### INFORMATION SUPPLIED
[START]

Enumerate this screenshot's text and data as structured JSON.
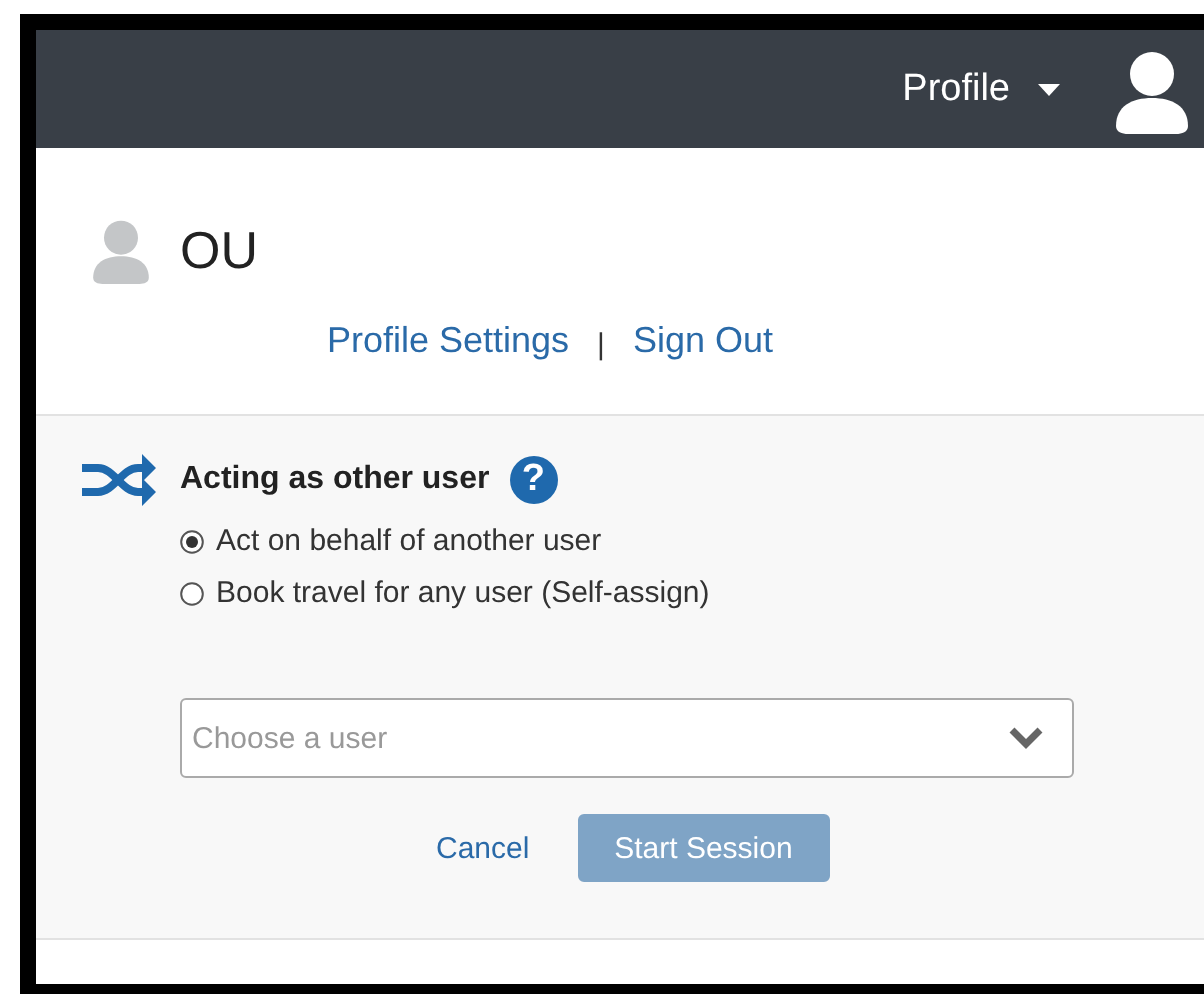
{
  "header": {
    "menu_label": "Profile"
  },
  "user": {
    "name": "OU"
  },
  "links": [
    {
      "label": "Profile Settings"
    },
    {
      "label": "Sign Out"
    }
  ],
  "link_separator": "|",
  "acting": {
    "title": "Acting as other user",
    "help": "?",
    "options": [
      {
        "label": "Act on behalf of another user",
        "selected": true
      },
      {
        "label": "Book travel for any user (Self-assign)",
        "selected": false
      }
    ],
    "user_select": {
      "placeholder": "Choose a user"
    },
    "cancel": {
      "label": "Cancel"
    },
    "start": {
      "label": "Start Session",
      "disabled": true
    }
  }
}
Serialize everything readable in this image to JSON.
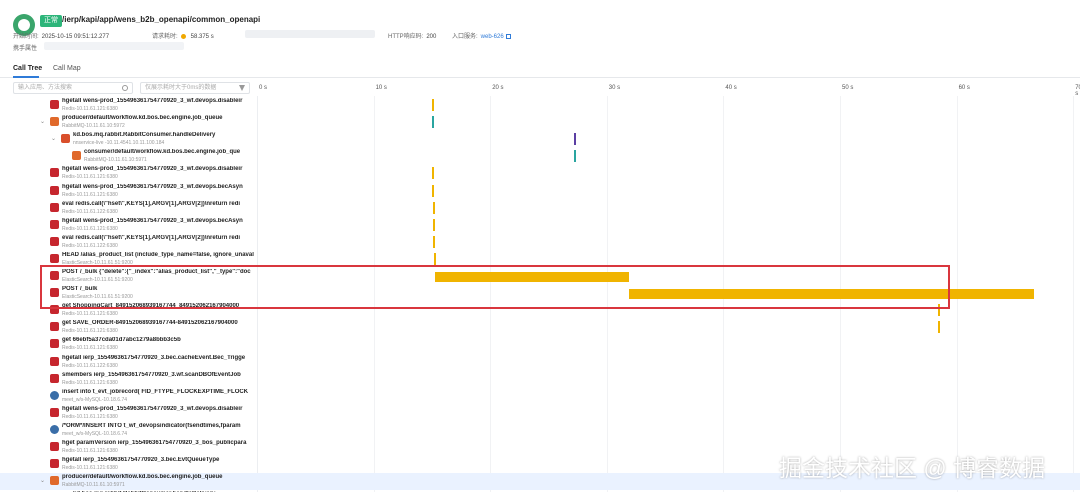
{
  "header": {
    "badge": "正常",
    "title": "/ierp/kapi/app/wens_b2b_openapi/common_openapi",
    "start_label": "开始时间:",
    "start_value": "2025-10-15 09:51:12.277",
    "duration_label": "请求耗时:",
    "duration_value": "58.375 s",
    "status_label": "HTTP响应码:",
    "status_value": "200",
    "entry_label": "入口服务:",
    "entry_value": "web-626",
    "attr_label": "携手属性"
  },
  "tabs": [
    {
      "label": "Call Tree",
      "active": true
    },
    {
      "label": "Call Map",
      "active": false
    }
  ],
  "toolbar": {
    "search_placeholder": "输入应用、方法搜索",
    "filter_placeholder": "仅展示耗时大于0ms的数据",
    "ticks": [
      "0 s",
      "10 s",
      "20 s",
      "30 s",
      "40 s",
      "50 s",
      "60 s",
      "70 s"
    ]
  },
  "rows": [
    {
      "icon": "redis",
      "indent": 0,
      "title": "hgetall wens-prod_155496361754770920_3_wf.devops.disableir",
      "sub": "Redis-10.11.61.121:6380"
    },
    {
      "icon": "mq",
      "indent": 0,
      "chevron": "⌄",
      "title": "producer/default/workflow.kd.bos.bec.engine.job_queue",
      "sub": "RabbitMQ-10.11.61.10:5972"
    },
    {
      "icon": "kd",
      "indent": 1,
      "chevron": "⌄",
      "title": "kd.bos.mq.rabbit.RabbitConsumer.handleDelivery",
      "sub": "nnservice-live  -10.11.4541.10.11.100.184"
    },
    {
      "icon": "mq",
      "indent": 2,
      "title": "consumer/default/workflow.kd.bos.bec.engine.job_que",
      "sub": "RabbitMQ-10.11.61.10:5971"
    },
    {
      "icon": "redis",
      "indent": 0,
      "title": "hgetall wens-prod_155496361754770920_3_wf.devops.disableir",
      "sub": "Redis-10.11.61.121:6380"
    },
    {
      "icon": "redis",
      "indent": 0,
      "title": "hgetall wens-prod_155496361754770920_3_wf.devops.becAsyn",
      "sub": "Redis-10.11.61.121:6380"
    },
    {
      "icon": "redis",
      "indent": 0,
      "title": "eval redis.call(\\\"hset\\\",KEYS[1],ARGV[1],ARGV[2])\\nreturn redi",
      "sub": "Redis-10.11.61.122:6380"
    },
    {
      "icon": "redis",
      "indent": 0,
      "title": "hgetall wens-prod_155496361754770920_3_wf.devops.becAsyn",
      "sub": "Redis-10.11.61.121:6380"
    },
    {
      "icon": "redis",
      "indent": 0,
      "title": "eval redis.call(\\\"hset\\\",KEYS[1],ARGV[1],ARGV[2])\\nreturn redi",
      "sub": "Redis-10.11.61.122:6380"
    },
    {
      "icon": "es",
      "indent": 0,
      "title": "HEAD /alias_product_list (include_type_name=false, ignore_unaval",
      "sub": "ElasticSearch-10.11.61.51:9200"
    },
    {
      "icon": "es",
      "indent": 0,
      "title": "POST /_bulk {\"delete\":{\"_index\":\"alias_product_list\",\"_type\":\"doc",
      "sub": "ElasticSearch-10.11.61.51:9200"
    },
    {
      "icon": "es",
      "indent": 0,
      "title": "POST /_bulk",
      "sub": "ElasticSearch-10.11.61.51:9200"
    },
    {
      "icon": "redis",
      "indent": 0,
      "title": "get ShoppingCart_849152068939167744_849152062167904000",
      "sub": "Redis-10.11.61.121:6380"
    },
    {
      "icon": "redis",
      "indent": 0,
      "title": "get SAVE_ORDER-849152068939167744-849152062167904000",
      "sub": "Redis-10.11.61.121:6380"
    },
    {
      "icon": "redis",
      "indent": 0,
      "title": "get 66ebf5a37cda01d7abc1279a8bbb3c5b",
      "sub": "Redis-10.11.61.121:6380"
    },
    {
      "icon": "redis",
      "indent": 0,
      "title": "hgetall ierp_155496361754770920_3.bec.cacheEvent.Bec_Trigge",
      "sub": "Redis-10.11.61.122:6380"
    },
    {
      "icon": "redis",
      "indent": 0,
      "title": "smembers ierp_155496361754770920_3.wf.scanDBOfEventJob",
      "sub": "Redis-10.11.61.121:6380"
    },
    {
      "icon": "mysql",
      "indent": 0,
      "title": "insert into t_evt_jobrecord( FID_FTYPE_FLOCKEXPTIME_FLOCK",
      "sub": "meet_w/s-MySQL-10.18.6.74"
    },
    {
      "icon": "redis",
      "indent": 0,
      "title": "hgetall wens-prod_155496361754770920_3_wf.devops.disableir",
      "sub": "Redis-10.11.61.121:6380"
    },
    {
      "icon": "mysql",
      "indent": 0,
      "title": "/*ORM*/INSERT INTO t_wf_devopsindicator(fsendtimes,fparam",
      "sub": "meet_w/s-MySQL-10.18.6.74"
    },
    {
      "icon": "redis",
      "indent": 0,
      "title": "hget paramVersion ierp_155496361754770920_3_bos_publicpara",
      "sub": "Redis-10.11.61.121:6380"
    },
    {
      "icon": "redis",
      "indent": 0,
      "title": "hgetall ierp_155496361754770920_3.bec.EvtQueueType",
      "sub": "Redis-10.11.61.121:6380"
    },
    {
      "icon": "mq",
      "indent": 0,
      "chevron": "⌄",
      "title": "producer/default/workflow.kd.bos.bec.engine.job_queue",
      "sub": "RabbitMQ-10.11.61.10:5971",
      "highlight": true
    },
    {
      "icon": "kd",
      "indent": 1,
      "title": "kd.bos.mq.rabbit.RabbitConsumer.handleDelivery",
      "sub": ""
    }
  ],
  "timeline": {
    "bars": [
      {
        "row": 0,
        "start_s": 14.8,
        "dur_s": 0.15,
        "color": "#f0b400"
      },
      {
        "row": 1,
        "start_s": 14.8,
        "dur_s": 0.15,
        "color": "#2aa5a0"
      },
      {
        "row": 2,
        "start_s": 27.0,
        "dur_s": 0.15,
        "color": "#5b3fa3"
      },
      {
        "row": 3,
        "start_s": 27.0,
        "dur_s": 0.15,
        "color": "#2aa5a0"
      },
      {
        "row": 4,
        "start_s": 14.8,
        "dur_s": 0.15,
        "color": "#f0b400"
      },
      {
        "row": 5,
        "start_s": 14.8,
        "dur_s": 0.15,
        "color": "#f0b400"
      },
      {
        "row": 6,
        "start_s": 14.9,
        "dur_s": 0.15,
        "color": "#f0b400"
      },
      {
        "row": 7,
        "start_s": 14.9,
        "dur_s": 0.15,
        "color": "#f0b400"
      },
      {
        "row": 8,
        "start_s": 14.9,
        "dur_s": 0.15,
        "color": "#f0b400"
      },
      {
        "row": 9,
        "start_s": 15.0,
        "dur_s": 0.2,
        "color": "#f0b400"
      },
      {
        "row": 10,
        "start_s": 15.1,
        "dur_s": 16.6,
        "color": "#f0b400"
      },
      {
        "row": 11,
        "start_s": 31.7,
        "dur_s": 34.8,
        "color": "#f0b400"
      },
      {
        "row": 12,
        "start_s": 58.2,
        "dur_s": 0.15,
        "color": "#f0b400"
      },
      {
        "row": 13,
        "start_s": 58.2,
        "dur_s": 0.15,
        "color": "#f0b400"
      }
    ]
  },
  "watermark": "掘金技术社区 @ 博睿数据"
}
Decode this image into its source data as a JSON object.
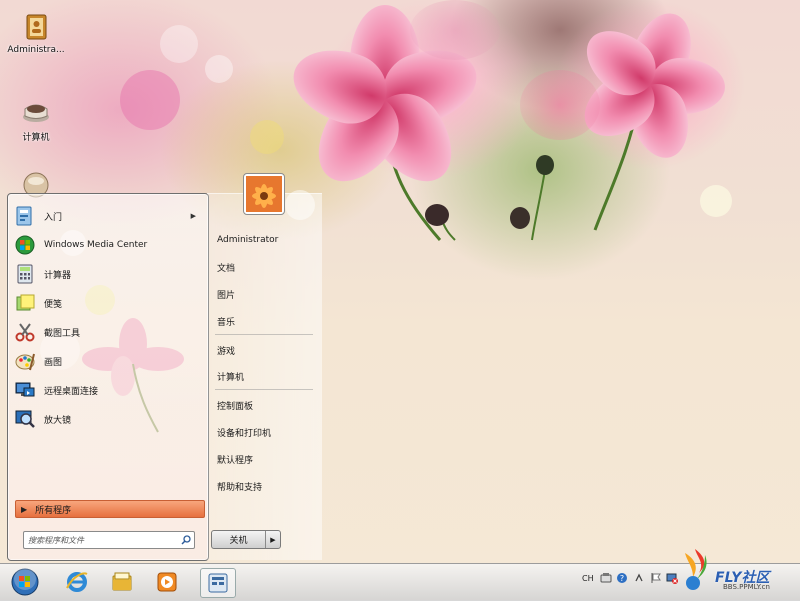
{
  "desktop": {
    "icons": [
      {
        "label": "Administra...",
        "icon": "contacts-book-icon"
      },
      {
        "label": "计算机",
        "icon": "computer-icon"
      },
      {
        "label": "",
        "icon": "network-icon"
      }
    ]
  },
  "start_menu": {
    "programs": [
      {
        "label": "入门",
        "icon": "getting-started-icon",
        "has_submenu": true
      },
      {
        "label": "Windows Media Center",
        "icon": "media-center-icon",
        "has_submenu": false
      },
      {
        "label": "计算器",
        "icon": "calculator-icon",
        "has_submenu": false
      },
      {
        "label": "便笺",
        "icon": "sticky-notes-icon",
        "has_submenu": false
      },
      {
        "label": "截图工具",
        "icon": "snipping-tool-icon",
        "has_submenu": false
      },
      {
        "label": "画图",
        "icon": "paint-icon",
        "has_submenu": false
      },
      {
        "label": "远程桌面连接",
        "icon": "remote-desktop-icon",
        "has_submenu": false
      },
      {
        "label": "放大镜",
        "icon": "magnifier-icon",
        "has_submenu": false
      }
    ],
    "all_programs_label": "所有程序",
    "search_placeholder": "搜索程序和文件",
    "places": {
      "user": "Administrator",
      "documents": "文档",
      "pictures": "图片",
      "music": "音乐",
      "games": "游戏",
      "computer": "计算机",
      "control_panel": "控制面板",
      "devices_printers": "设备和打印机",
      "default_programs": "默认程序",
      "help_support": "帮助和支持"
    },
    "shutdown_label": "关机",
    "accent": "#e6703f"
  },
  "taskbar": {
    "items": [
      "start-orb-icon",
      "internet-explorer-icon",
      "windows-explorer-icon",
      "media-player-icon",
      "start-menu-active-icon"
    ],
    "tray": {
      "ime": "CH"
    }
  },
  "watermark": {
    "brand": "FLY社区",
    "sub": "BBS.PPMLY.cn"
  }
}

[END]

Retype the records above exactly, starting at the line that contains "Decode this image" and going through the last line, and leave out any pictures.

Decode this image into its source data as a JSON object.
{
  "desktop": {
    "icons": [
      {
        "label": "Administra...",
        "icon": "contacts-book-icon"
      },
      {
        "label": "计算机",
        "icon": "computer-icon"
      },
      {
        "label": "",
        "icon": "network-icon"
      }
    ]
  },
  "start_menu": {
    "programs": [
      {
        "label": "入门",
        "icon": "getting-started-icon",
        "has_submenu": true
      },
      {
        "label": "Windows Media Center",
        "icon": "media-center-icon",
        "has_submenu": false
      },
      {
        "label": "计算器",
        "icon": "calculator-icon",
        "has_submenu": false
      },
      {
        "label": "便笺",
        "icon": "sticky-notes-icon",
        "has_submenu": false
      },
      {
        "label": "截图工具",
        "icon": "snipping-tool-icon",
        "has_submenu": false
      },
      {
        "label": "画图",
        "icon": "paint-icon",
        "has_submenu": false
      },
      {
        "label": "远程桌面连接",
        "icon": "remote-desktop-icon",
        "has_submenu": false
      },
      {
        "label": "放大镜",
        "icon": "magnifier-icon",
        "has_submenu": false
      }
    ],
    "all_programs_label": "所有程序",
    "search_placeholder": "搜索程序和文件",
    "places": {
      "user": "Administrator",
      "documents": "文档",
      "pictures": "图片",
      "music": "音乐",
      "games": "游戏",
      "computer": "计算机",
      "control_panel": "控制面板",
      "devices_printers": "设备和打印机",
      "default_programs": "默认程序",
      "help_support": "帮助和支持"
    },
    "shutdown_label": "关机",
    "accent": "#e6703f"
  },
  "taskbar": {
    "items": [
      "start-orb-icon",
      "internet-explorer-icon",
      "windows-explorer-icon",
      "media-player-icon",
      "start-menu-active-icon"
    ],
    "tray": {
      "ime": "CH"
    }
  },
  "watermark": {
    "brand": "FLY社区",
    "sub": "BBS.PPMLY.cn"
  }
}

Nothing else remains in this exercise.